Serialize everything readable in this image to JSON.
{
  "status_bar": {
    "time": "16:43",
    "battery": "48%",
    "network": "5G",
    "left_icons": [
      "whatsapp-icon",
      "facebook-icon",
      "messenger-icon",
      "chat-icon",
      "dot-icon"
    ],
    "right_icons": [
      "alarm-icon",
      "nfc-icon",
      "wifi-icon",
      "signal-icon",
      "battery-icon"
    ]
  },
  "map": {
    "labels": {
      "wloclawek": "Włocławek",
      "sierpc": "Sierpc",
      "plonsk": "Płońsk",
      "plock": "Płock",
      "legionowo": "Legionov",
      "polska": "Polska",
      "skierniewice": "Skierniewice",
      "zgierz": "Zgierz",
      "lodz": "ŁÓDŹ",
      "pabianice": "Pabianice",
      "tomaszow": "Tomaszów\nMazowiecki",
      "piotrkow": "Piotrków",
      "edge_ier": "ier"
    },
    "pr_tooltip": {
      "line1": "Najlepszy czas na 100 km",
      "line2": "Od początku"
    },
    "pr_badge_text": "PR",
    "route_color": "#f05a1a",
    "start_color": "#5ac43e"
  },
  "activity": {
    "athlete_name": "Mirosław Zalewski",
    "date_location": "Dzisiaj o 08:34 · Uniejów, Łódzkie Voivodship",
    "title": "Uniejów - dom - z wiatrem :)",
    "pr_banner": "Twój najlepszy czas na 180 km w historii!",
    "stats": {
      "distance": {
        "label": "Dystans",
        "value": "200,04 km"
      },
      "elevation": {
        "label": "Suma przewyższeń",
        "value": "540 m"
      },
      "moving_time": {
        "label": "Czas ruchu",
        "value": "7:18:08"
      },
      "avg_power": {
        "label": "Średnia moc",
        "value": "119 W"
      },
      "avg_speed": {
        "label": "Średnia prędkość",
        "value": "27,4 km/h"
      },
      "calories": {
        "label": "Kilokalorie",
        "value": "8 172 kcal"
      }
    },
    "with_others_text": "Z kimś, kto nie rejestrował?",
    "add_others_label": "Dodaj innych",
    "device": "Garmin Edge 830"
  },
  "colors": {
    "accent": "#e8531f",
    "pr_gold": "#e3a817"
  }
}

§ PROMPT
Within the data above, pick out all lines holding the word "Średnia".

§ EXERCISE OUTPUT
        "label": "Średnia moc",
        "label": "Średnia prędkość",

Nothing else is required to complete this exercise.